• Task
Go through the entries one line at a time, and gather every line that has the word "organization".

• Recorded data
• • • •

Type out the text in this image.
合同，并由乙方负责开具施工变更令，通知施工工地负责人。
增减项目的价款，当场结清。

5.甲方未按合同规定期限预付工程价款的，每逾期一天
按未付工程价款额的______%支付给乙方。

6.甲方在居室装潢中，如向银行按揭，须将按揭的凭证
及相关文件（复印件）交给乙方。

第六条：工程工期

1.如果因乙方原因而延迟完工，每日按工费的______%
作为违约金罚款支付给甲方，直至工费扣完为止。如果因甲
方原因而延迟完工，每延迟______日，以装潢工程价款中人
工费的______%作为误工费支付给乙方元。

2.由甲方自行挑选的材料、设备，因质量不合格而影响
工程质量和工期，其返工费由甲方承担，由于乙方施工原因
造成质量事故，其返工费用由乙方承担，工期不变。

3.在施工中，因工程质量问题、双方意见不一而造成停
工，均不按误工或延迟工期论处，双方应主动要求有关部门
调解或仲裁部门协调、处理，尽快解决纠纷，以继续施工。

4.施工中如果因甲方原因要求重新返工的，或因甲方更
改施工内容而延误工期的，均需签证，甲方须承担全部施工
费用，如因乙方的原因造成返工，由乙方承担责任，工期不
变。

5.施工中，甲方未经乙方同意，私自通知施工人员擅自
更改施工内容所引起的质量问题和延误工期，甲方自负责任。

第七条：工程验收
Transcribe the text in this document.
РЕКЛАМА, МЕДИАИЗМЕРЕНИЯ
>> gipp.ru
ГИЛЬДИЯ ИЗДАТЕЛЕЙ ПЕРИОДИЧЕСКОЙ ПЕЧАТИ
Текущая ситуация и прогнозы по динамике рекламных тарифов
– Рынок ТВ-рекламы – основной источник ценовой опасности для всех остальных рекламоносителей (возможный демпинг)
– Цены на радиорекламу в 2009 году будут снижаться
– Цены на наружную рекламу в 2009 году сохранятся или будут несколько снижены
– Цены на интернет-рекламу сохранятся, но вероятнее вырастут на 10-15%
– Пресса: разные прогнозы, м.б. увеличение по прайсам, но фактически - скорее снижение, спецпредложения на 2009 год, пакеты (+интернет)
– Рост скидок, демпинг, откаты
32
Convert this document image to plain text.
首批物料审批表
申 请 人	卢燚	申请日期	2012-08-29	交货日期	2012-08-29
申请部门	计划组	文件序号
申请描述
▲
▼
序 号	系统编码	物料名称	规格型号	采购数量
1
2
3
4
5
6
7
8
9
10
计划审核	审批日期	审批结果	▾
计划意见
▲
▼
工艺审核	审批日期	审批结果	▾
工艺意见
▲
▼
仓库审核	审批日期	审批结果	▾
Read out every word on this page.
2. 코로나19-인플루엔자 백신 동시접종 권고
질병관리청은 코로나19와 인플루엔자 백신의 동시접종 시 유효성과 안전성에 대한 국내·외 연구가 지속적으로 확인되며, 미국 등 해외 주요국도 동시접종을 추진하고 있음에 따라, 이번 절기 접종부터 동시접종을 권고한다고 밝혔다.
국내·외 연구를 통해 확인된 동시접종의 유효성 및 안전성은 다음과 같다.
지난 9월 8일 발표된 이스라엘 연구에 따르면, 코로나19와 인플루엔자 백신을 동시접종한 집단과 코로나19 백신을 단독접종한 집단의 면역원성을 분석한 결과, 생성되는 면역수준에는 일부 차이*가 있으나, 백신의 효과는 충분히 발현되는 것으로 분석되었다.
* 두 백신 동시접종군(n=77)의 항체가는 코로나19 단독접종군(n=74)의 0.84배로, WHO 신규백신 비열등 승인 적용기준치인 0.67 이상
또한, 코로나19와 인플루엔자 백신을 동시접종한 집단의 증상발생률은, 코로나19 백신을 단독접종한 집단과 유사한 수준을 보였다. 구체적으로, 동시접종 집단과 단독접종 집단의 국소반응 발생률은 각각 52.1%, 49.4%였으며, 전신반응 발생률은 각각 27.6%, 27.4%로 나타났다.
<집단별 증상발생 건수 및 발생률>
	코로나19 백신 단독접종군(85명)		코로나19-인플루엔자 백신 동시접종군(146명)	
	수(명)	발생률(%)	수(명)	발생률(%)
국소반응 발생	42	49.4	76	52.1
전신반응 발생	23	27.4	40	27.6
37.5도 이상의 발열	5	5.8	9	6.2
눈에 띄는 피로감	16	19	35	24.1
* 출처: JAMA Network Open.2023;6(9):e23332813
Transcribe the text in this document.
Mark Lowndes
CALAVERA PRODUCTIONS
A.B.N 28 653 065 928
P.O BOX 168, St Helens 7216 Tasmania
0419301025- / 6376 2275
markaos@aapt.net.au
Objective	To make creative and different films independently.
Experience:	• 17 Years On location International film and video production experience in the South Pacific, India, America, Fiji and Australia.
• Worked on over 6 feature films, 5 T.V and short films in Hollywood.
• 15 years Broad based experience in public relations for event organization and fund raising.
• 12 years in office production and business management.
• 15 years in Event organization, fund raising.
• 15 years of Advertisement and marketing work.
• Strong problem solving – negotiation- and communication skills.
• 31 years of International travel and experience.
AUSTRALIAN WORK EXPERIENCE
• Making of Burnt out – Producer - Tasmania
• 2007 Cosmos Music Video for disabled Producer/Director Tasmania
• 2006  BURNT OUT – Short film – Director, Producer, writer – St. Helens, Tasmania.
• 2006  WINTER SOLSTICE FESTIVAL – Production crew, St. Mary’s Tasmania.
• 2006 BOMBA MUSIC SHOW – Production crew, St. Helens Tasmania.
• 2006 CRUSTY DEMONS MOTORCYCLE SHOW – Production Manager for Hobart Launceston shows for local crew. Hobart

• • • •

• Response to the task
• 15 years Broad based experience in public relations for event organization and fund raising.
• 15 years in Event organization, fund raising.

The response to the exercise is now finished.